--- Extracted records ---

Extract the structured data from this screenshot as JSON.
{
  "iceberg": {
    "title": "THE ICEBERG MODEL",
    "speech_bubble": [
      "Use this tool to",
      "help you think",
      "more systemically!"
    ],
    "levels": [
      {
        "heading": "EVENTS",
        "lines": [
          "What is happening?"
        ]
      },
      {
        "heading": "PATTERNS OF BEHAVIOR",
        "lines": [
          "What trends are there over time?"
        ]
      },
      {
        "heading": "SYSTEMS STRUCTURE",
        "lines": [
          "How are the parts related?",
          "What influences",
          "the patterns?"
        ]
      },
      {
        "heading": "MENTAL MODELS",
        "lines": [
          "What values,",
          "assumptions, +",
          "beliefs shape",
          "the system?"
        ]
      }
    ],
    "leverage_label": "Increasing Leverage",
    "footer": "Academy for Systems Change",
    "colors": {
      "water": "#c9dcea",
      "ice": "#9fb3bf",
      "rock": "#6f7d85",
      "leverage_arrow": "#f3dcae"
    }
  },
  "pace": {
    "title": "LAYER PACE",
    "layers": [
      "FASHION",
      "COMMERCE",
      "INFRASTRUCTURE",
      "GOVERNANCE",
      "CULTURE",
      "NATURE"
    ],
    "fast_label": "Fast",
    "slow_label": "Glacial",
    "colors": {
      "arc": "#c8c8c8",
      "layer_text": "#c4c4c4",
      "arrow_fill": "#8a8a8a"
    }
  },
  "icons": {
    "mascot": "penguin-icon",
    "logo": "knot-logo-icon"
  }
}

---

— Goal of the exercise —
Give all the entries again exactly; leave none out.

— Task result —
Extract the structured data from this screenshot as JSON.
{
  "iceberg": {
    "title": "THE ICEBERG MODEL",
    "speech_bubble": [
      "Use this tool to",
      "help you think",
      "more systemically!"
    ],
    "levels": [
      {
        "heading": "EVENTS",
        "lines": [
          "What is happening?"
        ]
      },
      {
        "heading": "PATTERNS OF BEHAVIOR",
        "lines": [
          "What trends are there over time?"
        ]
      },
      {
        "heading": "SYSTEMS STRUCTURE",
        "lines": [
          "How are the parts related?",
          "What influences",
          "the patterns?"
        ]
      },
      {
        "heading": "MENTAL MODELS",
        "lines": [
          "What values,",
          "assumptions, +",
          "beliefs shape",
          "the system?"
        ]
      }
    ],
    "leverage_label": "Increasing Leverage",
    "footer": "Academy for Systems Change",
    "colors": {
      "water": "#c9dcea",
      "ice": "#9fb3bf",
      "rock": "#6f7d85",
      "leverage_arrow": "#f3dcae"
    }
  },
  "pace": {
    "title": "LAYER PACE",
    "layers": [
      "FASHION",
      "COMMERCE",
      "INFRASTRUCTURE",
      "GOVERNANCE",
      "CULTURE",
      "NATURE"
    ],
    "fast_label": "Fast",
    "slow_label": "Glacial",
    "colors": {
      "arc": "#c8c8c8",
      "layer_text": "#c4c4c4",
      "arrow_fill": "#8a8a8a"
    }
  },
  "icons": {
    "mascot": "penguin-icon",
    "logo": "knot-logo-icon"
  }
}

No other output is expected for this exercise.